Extracted records
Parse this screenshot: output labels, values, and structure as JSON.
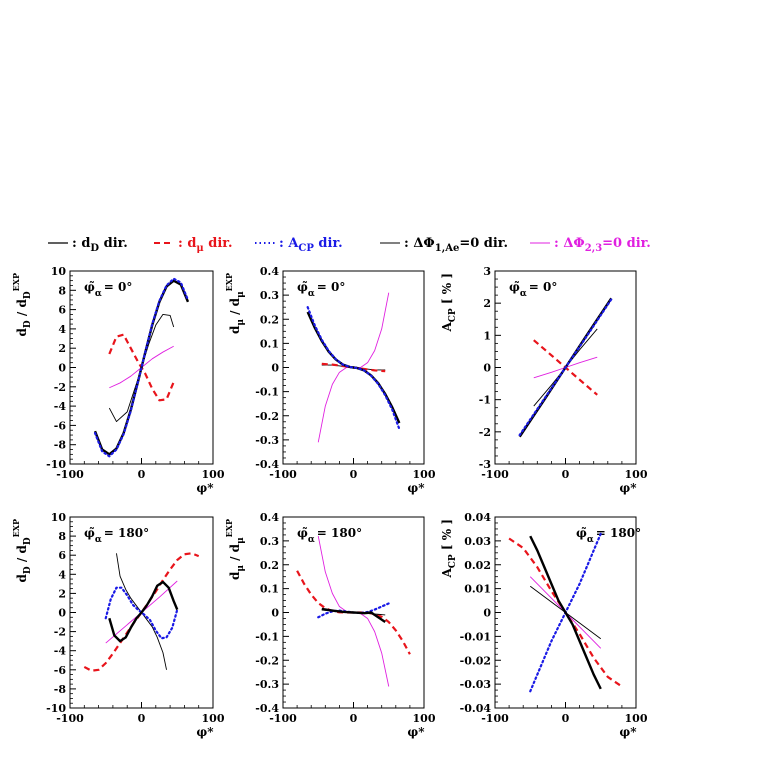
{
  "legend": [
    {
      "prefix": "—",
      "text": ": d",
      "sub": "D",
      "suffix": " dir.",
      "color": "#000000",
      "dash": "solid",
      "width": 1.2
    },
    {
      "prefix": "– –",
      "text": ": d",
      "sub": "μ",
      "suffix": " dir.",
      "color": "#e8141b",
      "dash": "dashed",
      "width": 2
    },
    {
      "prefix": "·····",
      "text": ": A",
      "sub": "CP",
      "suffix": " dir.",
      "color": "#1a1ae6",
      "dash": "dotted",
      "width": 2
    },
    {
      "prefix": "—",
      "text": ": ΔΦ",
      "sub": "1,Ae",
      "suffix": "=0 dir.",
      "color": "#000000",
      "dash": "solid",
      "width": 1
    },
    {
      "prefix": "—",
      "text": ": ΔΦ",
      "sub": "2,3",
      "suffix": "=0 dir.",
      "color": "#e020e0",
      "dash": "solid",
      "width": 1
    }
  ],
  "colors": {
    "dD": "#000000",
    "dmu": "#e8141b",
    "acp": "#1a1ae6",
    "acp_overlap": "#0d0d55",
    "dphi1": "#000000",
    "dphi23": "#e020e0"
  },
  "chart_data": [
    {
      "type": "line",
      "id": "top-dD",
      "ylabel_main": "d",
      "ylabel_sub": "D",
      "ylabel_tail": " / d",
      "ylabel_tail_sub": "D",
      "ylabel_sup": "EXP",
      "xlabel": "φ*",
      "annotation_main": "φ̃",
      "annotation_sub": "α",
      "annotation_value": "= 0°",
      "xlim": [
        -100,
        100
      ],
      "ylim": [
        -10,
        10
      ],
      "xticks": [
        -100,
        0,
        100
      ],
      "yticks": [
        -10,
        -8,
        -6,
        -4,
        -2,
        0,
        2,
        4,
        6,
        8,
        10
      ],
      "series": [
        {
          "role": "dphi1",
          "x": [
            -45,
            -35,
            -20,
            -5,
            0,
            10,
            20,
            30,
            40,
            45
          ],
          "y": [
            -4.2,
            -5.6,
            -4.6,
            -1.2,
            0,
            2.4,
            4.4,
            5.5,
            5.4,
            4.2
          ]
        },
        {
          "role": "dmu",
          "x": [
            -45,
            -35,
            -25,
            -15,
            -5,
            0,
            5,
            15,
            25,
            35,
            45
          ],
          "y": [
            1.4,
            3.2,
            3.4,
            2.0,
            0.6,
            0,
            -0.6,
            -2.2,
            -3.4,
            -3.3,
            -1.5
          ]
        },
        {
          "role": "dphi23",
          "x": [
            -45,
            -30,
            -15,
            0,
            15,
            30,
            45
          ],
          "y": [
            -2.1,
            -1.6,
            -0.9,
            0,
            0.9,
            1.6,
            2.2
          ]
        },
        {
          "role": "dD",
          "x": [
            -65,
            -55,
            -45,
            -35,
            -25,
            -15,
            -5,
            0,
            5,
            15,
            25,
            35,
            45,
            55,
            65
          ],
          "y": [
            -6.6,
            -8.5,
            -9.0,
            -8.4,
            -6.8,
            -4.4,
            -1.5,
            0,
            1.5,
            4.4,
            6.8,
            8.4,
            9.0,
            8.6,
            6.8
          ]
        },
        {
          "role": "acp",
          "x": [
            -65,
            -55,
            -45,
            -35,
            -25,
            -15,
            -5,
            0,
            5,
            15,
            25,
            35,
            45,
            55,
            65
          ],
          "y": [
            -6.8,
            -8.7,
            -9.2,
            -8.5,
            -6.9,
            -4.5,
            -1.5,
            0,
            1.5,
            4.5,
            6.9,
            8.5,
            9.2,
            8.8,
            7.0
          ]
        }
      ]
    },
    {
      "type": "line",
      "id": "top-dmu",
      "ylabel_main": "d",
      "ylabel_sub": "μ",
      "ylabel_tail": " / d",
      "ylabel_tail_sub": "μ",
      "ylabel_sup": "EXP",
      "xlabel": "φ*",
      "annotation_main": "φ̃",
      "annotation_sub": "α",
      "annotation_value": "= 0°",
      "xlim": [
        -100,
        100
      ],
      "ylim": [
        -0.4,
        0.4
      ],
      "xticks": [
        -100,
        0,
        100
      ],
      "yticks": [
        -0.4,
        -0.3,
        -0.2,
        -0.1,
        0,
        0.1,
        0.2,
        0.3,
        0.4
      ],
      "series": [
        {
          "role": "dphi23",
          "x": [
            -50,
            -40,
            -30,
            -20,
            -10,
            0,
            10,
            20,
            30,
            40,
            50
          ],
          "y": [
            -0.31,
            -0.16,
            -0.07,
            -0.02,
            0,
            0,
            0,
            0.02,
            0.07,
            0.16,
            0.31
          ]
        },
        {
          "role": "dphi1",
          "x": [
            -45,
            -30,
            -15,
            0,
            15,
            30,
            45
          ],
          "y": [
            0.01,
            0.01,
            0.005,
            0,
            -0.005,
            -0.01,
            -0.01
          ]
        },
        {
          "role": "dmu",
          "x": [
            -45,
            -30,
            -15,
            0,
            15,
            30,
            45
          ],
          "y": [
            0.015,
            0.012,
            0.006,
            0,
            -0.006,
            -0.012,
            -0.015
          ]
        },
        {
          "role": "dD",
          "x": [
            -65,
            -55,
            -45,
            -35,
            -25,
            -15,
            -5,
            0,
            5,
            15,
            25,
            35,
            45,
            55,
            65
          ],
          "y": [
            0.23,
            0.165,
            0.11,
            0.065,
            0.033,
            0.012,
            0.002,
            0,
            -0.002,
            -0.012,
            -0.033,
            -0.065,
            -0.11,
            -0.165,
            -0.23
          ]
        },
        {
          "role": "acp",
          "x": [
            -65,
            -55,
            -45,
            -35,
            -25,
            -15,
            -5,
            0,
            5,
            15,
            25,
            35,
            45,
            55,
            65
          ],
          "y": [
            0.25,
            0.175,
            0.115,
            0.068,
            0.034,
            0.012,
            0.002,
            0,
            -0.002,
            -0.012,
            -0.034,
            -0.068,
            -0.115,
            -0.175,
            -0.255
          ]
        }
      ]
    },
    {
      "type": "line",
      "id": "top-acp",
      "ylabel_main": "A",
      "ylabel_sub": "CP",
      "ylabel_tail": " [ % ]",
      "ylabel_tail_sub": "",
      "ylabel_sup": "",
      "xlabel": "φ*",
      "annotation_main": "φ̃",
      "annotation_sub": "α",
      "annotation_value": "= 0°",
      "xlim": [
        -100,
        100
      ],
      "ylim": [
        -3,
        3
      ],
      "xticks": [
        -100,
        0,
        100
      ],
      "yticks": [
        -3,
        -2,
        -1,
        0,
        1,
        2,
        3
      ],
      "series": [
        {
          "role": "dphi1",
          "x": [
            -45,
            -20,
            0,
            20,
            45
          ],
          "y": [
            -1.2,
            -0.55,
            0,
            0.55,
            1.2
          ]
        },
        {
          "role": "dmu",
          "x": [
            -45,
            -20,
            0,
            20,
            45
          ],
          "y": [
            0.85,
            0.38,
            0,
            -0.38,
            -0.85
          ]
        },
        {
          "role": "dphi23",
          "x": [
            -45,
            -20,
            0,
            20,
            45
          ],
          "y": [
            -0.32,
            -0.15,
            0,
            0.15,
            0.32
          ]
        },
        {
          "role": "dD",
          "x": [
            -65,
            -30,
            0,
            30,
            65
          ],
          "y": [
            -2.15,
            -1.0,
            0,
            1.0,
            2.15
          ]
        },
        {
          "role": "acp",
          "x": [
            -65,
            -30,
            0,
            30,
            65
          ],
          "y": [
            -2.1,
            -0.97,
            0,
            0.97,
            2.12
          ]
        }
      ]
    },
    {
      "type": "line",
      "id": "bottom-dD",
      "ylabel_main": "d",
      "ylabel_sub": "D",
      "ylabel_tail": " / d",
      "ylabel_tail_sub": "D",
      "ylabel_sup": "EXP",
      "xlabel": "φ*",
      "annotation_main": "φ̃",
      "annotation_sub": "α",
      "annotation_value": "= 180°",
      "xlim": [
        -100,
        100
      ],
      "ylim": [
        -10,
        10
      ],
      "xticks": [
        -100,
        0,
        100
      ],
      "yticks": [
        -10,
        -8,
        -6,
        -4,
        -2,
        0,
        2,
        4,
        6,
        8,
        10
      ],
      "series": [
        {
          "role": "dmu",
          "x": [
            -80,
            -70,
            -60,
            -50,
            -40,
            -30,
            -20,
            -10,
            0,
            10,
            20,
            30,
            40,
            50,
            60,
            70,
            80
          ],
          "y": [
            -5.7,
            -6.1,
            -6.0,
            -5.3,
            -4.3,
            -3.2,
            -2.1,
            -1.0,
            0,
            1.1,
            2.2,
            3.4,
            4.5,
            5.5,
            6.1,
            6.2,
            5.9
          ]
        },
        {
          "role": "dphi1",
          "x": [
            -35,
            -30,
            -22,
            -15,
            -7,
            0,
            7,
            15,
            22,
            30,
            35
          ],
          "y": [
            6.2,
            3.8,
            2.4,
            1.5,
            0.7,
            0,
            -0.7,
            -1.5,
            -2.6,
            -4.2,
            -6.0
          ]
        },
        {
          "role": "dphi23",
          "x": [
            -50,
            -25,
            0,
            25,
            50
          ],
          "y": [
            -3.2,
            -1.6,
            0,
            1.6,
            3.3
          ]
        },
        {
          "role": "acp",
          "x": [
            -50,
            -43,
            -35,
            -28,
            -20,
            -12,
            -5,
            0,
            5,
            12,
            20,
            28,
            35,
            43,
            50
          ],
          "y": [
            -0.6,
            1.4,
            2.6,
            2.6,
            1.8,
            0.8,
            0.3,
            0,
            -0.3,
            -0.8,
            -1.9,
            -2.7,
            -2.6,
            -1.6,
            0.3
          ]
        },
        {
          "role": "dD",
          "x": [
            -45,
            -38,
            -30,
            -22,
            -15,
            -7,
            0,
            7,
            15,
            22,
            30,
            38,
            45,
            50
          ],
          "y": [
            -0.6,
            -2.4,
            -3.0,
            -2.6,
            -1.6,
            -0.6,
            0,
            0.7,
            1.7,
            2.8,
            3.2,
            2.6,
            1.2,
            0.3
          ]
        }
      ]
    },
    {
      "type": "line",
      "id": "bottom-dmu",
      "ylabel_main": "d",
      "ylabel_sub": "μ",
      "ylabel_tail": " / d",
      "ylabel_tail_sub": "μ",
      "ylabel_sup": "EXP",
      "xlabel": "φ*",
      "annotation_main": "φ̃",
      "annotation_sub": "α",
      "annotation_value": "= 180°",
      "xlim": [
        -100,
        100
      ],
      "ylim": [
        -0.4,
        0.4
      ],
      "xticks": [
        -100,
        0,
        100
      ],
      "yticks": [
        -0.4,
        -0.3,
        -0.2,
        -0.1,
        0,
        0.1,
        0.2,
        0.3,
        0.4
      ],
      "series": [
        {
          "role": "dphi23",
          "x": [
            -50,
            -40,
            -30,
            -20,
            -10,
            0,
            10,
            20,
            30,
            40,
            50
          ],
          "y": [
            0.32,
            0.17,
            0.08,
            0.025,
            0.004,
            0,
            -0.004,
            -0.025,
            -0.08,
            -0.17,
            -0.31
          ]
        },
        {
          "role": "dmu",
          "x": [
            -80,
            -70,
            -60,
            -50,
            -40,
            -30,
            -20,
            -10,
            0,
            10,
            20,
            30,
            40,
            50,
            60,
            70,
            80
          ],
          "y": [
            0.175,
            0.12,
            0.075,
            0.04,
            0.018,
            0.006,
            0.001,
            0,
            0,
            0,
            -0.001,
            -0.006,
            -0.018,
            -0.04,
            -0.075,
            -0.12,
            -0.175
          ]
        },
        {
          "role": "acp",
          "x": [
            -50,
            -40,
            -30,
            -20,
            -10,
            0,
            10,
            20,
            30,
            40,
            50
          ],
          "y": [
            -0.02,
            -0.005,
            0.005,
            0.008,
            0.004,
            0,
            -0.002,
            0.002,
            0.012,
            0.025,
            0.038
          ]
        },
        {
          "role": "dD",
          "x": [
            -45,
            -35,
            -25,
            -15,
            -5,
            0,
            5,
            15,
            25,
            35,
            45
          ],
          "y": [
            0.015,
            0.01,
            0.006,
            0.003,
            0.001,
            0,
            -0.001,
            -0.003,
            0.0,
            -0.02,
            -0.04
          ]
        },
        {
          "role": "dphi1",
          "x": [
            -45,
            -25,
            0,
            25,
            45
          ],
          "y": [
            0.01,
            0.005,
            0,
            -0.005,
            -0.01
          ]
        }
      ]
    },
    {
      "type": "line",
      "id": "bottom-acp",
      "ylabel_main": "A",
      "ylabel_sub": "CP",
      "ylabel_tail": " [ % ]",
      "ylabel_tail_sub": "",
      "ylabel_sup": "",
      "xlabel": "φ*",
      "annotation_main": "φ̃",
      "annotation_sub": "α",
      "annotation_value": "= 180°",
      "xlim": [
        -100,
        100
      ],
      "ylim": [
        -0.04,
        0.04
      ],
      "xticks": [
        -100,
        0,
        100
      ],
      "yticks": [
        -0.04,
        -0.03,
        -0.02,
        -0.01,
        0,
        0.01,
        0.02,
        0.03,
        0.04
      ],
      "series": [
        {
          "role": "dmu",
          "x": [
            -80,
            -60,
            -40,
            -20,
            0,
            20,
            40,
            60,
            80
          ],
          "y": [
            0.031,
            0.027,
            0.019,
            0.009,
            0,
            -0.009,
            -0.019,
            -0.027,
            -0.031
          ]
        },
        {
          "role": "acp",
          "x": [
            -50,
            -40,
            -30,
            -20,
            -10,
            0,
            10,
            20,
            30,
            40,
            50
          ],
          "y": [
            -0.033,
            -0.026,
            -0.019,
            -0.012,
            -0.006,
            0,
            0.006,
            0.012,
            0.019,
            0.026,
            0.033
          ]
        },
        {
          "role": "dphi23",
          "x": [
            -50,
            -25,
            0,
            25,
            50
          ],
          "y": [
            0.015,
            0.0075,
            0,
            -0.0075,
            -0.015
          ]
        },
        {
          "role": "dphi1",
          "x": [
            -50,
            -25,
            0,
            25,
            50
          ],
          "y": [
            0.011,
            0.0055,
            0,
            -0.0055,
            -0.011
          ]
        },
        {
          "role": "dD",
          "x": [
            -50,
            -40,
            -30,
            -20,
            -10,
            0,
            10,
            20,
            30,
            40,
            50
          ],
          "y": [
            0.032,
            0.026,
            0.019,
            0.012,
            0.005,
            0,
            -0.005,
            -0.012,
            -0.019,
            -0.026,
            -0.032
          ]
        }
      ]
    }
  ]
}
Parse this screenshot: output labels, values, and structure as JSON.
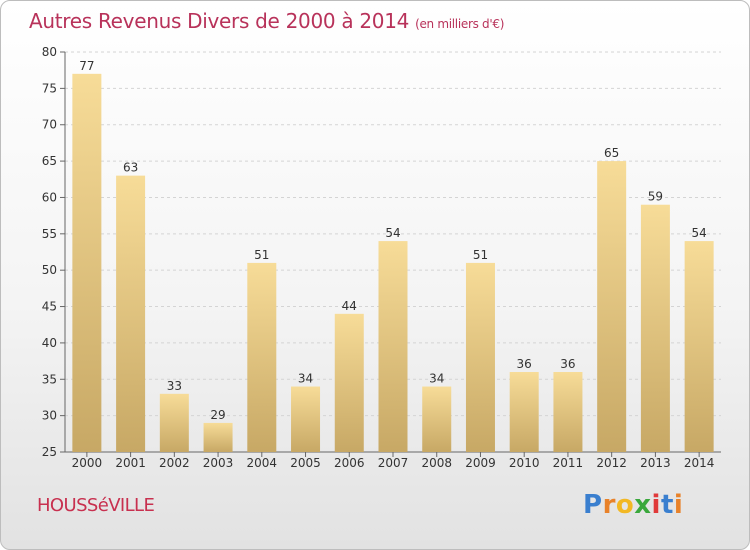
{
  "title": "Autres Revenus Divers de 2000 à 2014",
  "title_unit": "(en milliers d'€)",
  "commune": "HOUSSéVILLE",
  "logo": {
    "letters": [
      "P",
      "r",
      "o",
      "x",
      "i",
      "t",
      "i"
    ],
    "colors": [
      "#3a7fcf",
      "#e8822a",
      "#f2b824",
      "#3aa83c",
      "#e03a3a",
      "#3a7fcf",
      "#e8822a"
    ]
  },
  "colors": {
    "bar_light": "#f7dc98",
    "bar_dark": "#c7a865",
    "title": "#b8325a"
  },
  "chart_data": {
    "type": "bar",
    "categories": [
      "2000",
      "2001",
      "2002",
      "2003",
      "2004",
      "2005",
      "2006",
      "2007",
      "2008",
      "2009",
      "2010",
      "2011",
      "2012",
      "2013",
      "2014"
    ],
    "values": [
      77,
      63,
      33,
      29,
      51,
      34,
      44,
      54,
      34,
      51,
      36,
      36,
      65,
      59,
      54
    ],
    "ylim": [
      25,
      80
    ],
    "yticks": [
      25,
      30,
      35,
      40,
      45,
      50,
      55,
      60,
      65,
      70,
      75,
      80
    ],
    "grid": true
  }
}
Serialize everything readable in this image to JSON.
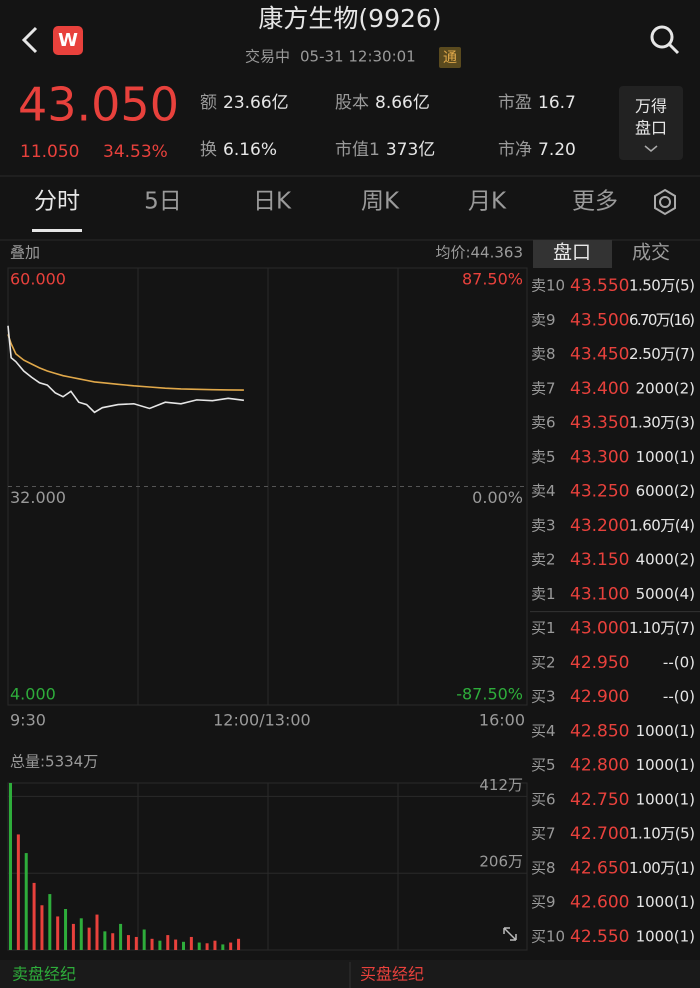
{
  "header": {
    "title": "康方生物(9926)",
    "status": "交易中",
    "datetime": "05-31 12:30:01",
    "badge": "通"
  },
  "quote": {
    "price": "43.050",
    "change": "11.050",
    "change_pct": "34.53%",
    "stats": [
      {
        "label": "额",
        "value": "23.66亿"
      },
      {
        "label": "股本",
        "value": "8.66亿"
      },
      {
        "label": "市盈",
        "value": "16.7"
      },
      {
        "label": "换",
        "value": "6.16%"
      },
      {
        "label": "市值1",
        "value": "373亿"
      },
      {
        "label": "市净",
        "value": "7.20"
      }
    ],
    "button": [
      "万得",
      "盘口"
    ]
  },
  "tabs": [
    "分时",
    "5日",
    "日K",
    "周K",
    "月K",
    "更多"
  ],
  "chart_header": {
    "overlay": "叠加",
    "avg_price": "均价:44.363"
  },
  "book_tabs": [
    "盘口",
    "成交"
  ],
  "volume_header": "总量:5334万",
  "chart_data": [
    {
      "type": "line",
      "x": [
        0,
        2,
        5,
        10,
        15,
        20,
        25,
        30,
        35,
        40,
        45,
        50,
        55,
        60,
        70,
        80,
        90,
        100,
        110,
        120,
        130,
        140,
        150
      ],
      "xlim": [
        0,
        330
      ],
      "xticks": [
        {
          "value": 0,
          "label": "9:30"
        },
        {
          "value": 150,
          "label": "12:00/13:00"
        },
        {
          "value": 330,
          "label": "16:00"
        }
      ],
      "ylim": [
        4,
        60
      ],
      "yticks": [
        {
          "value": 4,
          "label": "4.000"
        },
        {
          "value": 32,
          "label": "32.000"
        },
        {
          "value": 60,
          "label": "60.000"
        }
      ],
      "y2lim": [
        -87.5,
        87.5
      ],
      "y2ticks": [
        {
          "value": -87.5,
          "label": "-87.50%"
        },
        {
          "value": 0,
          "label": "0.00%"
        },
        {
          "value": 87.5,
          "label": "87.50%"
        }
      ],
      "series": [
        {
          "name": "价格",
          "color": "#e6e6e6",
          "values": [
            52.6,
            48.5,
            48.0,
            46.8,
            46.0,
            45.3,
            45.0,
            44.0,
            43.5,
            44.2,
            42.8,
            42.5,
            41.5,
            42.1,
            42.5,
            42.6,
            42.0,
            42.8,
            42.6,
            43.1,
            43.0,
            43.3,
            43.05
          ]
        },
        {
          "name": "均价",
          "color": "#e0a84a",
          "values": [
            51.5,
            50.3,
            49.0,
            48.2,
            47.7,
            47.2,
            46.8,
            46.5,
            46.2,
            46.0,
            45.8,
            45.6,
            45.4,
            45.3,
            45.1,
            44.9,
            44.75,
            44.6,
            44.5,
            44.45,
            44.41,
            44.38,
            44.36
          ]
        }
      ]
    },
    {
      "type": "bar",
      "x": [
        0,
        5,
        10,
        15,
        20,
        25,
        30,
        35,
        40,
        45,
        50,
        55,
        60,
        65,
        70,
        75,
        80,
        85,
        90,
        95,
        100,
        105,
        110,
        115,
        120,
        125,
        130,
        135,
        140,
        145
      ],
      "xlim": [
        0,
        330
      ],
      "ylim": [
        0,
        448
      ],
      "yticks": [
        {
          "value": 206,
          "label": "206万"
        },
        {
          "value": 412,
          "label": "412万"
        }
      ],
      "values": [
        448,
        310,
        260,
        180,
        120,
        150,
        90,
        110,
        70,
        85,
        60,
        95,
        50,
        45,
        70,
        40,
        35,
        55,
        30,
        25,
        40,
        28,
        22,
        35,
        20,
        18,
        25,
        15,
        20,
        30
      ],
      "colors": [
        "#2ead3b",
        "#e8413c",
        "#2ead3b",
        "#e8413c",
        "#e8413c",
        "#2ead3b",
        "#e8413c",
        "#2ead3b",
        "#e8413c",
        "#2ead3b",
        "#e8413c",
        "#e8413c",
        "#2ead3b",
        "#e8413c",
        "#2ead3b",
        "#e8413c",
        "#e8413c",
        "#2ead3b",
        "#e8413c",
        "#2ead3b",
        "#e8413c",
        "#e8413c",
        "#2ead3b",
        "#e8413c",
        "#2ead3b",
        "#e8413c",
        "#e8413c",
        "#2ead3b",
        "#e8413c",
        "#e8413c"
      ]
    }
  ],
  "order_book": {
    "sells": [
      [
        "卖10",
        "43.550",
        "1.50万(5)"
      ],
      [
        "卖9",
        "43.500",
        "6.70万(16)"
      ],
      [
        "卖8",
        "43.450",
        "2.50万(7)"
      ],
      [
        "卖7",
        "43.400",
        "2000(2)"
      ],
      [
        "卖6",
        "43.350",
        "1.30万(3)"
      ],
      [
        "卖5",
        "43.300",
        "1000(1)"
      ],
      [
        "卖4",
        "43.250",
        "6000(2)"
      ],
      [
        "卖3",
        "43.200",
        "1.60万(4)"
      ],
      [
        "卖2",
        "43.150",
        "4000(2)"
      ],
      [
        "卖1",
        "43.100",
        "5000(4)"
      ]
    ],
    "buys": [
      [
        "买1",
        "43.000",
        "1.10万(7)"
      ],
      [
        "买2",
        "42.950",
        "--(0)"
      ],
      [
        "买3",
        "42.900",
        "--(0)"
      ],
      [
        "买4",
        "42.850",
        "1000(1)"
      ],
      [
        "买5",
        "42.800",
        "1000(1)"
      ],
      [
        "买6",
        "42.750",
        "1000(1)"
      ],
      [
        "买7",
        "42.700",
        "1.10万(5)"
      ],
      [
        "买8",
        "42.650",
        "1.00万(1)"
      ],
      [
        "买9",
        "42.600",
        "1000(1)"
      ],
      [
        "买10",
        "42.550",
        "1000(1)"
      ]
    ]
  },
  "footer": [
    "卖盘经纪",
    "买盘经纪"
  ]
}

PROBLEM STATEMENT
Lines that include the word "bottom" — how many are there in the data? Answer with the number alone.

RESULT FOR THIS EXERCISE
3